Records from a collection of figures
— BEGIN —
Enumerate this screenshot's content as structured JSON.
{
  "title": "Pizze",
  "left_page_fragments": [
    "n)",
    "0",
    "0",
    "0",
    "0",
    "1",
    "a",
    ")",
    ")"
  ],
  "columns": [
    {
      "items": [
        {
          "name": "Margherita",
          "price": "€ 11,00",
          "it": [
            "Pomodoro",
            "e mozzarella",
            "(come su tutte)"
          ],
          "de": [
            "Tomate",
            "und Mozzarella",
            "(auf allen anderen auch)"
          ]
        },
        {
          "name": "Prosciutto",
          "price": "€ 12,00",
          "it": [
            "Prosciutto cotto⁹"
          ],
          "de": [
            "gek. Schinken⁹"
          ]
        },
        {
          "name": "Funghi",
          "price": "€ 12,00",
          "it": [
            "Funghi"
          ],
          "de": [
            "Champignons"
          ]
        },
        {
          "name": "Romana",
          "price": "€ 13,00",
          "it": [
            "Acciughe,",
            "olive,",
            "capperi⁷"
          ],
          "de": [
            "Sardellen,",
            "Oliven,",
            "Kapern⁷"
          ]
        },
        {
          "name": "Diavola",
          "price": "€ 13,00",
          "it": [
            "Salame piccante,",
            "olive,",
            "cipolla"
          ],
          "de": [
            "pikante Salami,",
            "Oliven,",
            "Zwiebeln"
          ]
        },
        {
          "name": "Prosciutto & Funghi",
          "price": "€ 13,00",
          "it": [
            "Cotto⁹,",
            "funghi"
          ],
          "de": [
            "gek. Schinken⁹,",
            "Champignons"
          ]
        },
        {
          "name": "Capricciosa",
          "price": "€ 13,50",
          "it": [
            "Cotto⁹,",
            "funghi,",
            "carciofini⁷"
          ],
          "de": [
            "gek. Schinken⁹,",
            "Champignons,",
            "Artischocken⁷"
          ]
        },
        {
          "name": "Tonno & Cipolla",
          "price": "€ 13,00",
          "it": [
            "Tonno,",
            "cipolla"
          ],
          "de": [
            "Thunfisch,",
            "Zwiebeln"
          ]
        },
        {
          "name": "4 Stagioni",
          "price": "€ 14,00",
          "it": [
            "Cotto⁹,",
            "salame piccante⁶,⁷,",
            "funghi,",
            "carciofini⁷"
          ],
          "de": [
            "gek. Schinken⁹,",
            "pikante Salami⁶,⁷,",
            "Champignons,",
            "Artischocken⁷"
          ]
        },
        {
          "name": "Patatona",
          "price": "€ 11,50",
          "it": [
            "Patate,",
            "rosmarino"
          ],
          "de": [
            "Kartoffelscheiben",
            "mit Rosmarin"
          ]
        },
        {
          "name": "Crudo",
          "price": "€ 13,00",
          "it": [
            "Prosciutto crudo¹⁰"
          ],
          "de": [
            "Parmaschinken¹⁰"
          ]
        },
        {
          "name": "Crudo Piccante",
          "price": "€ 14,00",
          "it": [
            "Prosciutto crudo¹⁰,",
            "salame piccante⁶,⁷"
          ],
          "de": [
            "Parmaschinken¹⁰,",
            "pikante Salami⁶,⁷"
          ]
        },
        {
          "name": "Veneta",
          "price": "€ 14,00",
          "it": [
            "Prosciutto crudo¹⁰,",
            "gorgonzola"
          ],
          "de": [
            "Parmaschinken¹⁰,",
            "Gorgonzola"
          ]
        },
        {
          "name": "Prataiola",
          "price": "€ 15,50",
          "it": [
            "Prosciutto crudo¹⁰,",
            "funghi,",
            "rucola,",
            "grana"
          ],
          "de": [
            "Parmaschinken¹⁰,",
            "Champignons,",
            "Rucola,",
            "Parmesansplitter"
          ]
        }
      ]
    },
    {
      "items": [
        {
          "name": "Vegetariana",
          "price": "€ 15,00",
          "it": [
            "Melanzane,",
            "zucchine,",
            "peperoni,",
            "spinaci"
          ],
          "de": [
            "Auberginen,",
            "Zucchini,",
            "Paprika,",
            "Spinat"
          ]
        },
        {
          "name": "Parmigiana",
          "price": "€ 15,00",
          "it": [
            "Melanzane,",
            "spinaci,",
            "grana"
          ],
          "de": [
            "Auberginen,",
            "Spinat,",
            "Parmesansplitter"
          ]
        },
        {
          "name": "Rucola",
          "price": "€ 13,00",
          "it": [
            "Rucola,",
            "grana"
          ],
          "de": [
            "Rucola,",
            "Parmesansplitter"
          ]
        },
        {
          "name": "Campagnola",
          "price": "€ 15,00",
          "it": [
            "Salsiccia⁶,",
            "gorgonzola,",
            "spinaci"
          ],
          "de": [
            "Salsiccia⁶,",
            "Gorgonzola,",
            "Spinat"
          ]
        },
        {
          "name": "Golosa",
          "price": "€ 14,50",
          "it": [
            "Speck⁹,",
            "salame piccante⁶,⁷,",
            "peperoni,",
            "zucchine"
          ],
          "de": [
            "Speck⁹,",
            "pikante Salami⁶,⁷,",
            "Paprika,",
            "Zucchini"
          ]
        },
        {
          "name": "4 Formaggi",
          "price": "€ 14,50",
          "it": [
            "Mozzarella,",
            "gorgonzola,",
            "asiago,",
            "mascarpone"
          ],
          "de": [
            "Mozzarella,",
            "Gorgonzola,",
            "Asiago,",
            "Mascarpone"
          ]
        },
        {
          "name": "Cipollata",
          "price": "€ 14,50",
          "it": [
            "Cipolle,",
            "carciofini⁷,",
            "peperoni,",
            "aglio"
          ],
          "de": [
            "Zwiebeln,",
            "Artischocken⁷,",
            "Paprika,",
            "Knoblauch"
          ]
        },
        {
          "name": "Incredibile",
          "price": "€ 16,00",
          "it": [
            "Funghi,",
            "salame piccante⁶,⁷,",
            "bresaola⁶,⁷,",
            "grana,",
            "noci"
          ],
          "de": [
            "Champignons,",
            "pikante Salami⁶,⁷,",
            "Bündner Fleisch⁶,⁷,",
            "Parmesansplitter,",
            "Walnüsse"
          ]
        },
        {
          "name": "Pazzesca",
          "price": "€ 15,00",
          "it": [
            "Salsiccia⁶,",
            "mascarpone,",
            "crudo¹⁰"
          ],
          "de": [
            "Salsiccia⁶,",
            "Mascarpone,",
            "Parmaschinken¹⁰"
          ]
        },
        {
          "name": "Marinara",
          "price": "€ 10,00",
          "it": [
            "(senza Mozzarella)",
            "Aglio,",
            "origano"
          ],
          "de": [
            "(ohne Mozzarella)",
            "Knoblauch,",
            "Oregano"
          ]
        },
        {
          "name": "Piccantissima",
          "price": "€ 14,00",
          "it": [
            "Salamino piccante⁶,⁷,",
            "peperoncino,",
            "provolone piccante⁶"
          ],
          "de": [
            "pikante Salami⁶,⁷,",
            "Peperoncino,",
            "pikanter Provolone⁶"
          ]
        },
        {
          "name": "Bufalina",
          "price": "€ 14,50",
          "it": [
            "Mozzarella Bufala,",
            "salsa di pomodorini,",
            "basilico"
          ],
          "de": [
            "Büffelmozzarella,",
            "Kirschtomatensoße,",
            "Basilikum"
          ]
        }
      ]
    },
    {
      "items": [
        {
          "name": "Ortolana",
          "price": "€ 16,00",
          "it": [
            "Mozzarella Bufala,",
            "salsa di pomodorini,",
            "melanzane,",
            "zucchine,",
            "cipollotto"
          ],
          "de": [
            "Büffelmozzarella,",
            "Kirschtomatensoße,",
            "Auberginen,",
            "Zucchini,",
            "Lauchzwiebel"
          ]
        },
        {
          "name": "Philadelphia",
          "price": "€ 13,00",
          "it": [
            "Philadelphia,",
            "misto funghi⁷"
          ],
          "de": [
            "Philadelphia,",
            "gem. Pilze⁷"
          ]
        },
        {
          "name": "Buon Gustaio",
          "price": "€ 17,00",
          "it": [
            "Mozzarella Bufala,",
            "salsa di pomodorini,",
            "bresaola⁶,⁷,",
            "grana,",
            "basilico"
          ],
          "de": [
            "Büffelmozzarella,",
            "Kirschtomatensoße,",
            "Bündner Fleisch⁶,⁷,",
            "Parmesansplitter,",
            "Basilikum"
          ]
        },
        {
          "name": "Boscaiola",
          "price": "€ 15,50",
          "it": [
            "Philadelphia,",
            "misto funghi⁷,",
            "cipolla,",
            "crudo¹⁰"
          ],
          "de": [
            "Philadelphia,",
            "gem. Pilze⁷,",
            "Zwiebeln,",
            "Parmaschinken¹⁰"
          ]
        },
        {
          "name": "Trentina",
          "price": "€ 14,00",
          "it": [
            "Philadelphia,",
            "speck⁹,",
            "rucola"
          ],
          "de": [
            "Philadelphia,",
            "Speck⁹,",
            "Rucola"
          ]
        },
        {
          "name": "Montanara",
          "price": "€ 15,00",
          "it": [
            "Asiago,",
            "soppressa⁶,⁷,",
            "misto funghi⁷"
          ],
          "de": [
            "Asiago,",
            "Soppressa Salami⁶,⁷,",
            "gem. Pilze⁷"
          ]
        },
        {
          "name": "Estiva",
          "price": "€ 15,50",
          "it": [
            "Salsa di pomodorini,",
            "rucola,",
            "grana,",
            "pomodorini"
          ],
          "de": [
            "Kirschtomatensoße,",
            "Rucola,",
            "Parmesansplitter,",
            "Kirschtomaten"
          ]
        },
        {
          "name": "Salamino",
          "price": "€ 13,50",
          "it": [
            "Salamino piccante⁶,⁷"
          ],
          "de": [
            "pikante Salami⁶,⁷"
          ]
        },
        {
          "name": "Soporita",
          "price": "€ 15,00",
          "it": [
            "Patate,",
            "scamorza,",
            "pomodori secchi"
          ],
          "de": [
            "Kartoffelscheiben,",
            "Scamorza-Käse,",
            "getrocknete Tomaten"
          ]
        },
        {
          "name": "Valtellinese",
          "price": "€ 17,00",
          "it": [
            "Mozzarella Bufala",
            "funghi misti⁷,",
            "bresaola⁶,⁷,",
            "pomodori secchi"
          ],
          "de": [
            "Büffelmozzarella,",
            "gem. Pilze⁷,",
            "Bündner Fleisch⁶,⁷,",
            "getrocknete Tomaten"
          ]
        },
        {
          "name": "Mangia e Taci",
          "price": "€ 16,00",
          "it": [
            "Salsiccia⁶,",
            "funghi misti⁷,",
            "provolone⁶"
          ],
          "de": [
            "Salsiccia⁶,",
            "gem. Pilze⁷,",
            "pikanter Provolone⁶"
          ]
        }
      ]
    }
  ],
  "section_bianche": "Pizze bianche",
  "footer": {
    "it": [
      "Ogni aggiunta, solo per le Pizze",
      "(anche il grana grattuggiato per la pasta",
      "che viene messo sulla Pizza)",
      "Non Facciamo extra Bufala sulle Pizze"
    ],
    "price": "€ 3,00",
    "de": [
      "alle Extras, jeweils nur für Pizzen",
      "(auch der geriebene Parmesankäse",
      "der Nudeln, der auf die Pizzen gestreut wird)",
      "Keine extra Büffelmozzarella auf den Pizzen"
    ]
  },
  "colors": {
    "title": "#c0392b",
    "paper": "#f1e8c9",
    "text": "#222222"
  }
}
— END —
* _CHALLENGE_: Say, as a bare number, how many lines in the entries above include the string "piccante⁶".

* _RESULT OF THIS TASK_: 7